Excerpts from a figure dataset>

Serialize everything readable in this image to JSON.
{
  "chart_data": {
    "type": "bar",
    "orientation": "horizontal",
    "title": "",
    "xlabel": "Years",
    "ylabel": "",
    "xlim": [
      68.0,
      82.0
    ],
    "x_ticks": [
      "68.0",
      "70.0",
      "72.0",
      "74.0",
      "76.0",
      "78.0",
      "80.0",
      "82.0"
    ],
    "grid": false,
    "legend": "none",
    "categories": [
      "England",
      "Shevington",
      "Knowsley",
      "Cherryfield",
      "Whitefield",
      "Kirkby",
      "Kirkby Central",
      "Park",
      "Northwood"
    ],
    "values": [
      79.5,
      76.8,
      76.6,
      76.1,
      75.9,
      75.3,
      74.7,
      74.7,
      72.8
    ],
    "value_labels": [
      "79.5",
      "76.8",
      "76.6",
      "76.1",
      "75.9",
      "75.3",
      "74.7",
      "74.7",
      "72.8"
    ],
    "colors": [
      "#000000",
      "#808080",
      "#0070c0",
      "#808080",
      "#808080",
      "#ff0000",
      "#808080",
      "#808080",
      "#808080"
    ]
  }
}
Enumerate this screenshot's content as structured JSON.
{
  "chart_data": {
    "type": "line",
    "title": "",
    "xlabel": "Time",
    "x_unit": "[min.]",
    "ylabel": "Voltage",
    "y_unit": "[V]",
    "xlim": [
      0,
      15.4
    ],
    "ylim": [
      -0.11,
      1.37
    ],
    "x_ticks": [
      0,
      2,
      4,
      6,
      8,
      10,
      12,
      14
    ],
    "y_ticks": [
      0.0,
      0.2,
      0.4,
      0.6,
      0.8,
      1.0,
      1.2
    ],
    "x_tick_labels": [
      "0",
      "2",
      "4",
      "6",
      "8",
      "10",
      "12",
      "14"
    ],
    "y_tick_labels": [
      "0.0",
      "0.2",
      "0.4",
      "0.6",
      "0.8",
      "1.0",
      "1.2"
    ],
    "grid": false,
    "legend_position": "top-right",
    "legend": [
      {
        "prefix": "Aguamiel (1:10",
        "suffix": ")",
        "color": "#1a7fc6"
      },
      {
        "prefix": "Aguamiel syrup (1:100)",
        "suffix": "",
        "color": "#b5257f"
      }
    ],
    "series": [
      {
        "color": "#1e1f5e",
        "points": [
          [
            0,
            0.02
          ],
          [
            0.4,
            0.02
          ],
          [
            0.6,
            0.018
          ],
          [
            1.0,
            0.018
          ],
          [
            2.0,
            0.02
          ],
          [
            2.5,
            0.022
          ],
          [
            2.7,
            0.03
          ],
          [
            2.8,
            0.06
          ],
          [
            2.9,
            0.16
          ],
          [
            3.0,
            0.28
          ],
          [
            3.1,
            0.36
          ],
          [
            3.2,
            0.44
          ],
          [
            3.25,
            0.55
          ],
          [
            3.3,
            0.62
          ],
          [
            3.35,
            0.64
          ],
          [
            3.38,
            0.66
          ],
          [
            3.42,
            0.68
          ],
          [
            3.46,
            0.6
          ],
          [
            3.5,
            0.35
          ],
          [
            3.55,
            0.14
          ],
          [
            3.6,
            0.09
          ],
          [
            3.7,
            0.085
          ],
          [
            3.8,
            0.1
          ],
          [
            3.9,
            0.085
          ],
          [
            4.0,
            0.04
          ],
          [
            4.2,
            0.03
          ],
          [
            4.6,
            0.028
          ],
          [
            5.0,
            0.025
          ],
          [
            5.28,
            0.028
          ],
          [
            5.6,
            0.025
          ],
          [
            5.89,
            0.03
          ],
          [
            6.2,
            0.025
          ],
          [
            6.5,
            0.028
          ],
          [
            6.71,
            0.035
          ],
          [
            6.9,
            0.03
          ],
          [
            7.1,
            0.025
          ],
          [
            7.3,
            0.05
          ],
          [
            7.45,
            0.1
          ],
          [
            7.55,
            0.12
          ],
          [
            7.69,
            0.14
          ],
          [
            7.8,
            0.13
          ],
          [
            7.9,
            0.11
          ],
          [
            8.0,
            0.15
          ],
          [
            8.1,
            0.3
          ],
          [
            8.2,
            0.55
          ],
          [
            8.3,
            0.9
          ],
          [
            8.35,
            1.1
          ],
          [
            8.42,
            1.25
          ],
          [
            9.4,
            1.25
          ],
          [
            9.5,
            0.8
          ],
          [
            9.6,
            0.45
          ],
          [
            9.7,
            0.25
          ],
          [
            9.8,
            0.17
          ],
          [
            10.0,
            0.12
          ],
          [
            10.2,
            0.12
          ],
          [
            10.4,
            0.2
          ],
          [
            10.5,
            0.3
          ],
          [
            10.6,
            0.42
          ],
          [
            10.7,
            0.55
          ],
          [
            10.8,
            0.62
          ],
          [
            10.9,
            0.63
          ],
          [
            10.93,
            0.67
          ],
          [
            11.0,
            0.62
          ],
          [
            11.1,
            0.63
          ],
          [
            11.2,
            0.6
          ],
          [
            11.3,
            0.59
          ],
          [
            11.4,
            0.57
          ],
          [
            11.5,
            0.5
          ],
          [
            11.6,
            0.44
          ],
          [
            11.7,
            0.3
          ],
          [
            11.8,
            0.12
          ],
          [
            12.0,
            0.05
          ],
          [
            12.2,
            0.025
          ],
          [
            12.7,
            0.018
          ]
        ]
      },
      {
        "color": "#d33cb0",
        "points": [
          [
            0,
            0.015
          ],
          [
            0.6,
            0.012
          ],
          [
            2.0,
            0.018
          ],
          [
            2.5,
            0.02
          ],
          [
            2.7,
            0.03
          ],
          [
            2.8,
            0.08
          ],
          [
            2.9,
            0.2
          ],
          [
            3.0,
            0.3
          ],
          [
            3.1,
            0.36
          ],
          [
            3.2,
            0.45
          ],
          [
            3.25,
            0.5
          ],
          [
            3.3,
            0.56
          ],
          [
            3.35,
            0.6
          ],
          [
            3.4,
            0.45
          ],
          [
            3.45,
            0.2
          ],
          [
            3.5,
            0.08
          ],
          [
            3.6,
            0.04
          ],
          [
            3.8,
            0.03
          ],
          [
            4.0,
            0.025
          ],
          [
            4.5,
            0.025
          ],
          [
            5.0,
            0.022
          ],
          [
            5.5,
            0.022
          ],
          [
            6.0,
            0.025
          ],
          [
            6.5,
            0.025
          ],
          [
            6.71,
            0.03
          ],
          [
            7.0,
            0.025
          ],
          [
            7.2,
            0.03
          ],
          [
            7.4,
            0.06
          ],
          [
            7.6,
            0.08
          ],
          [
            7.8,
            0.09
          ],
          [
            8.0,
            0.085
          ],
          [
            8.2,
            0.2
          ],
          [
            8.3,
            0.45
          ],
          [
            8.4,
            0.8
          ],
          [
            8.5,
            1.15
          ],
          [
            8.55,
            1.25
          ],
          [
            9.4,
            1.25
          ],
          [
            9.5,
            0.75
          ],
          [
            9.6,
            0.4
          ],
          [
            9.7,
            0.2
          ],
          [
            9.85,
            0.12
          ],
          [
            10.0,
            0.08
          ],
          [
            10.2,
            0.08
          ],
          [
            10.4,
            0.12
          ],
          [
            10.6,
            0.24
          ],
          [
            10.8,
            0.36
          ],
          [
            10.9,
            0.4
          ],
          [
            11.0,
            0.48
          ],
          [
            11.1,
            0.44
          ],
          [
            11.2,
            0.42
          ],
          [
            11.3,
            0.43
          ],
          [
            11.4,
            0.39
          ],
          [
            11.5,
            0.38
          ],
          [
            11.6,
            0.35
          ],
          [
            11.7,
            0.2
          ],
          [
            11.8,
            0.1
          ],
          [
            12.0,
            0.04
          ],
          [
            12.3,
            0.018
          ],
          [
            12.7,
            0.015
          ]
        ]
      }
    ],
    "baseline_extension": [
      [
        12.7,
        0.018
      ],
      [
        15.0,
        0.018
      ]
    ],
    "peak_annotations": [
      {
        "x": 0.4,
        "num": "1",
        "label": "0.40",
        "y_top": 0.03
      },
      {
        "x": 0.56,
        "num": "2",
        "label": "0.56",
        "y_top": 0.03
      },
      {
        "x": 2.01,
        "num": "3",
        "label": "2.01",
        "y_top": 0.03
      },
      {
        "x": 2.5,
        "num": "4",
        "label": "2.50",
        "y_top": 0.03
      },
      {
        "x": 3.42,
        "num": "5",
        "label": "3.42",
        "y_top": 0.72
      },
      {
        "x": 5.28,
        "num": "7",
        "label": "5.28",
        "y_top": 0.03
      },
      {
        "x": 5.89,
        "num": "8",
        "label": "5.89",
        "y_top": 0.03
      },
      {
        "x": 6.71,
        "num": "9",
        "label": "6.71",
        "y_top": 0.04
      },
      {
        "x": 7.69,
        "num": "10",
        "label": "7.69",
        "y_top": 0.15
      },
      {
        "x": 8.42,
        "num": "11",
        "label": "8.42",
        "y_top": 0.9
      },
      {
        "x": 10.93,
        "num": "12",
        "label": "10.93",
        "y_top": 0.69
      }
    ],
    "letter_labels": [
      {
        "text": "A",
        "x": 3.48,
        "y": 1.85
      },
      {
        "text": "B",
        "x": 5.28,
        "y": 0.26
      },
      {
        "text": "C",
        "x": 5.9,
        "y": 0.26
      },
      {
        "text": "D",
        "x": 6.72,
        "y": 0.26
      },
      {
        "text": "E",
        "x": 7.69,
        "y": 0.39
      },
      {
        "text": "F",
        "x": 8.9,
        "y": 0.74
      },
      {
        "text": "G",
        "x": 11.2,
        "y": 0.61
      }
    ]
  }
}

Task goal>
Copy out every line of the listing that contains the string "prefix".

Answer to this exercise>
        "prefix": "Aguamiel (1:10",
        "prefix": "Aguamiel syrup (1:100)",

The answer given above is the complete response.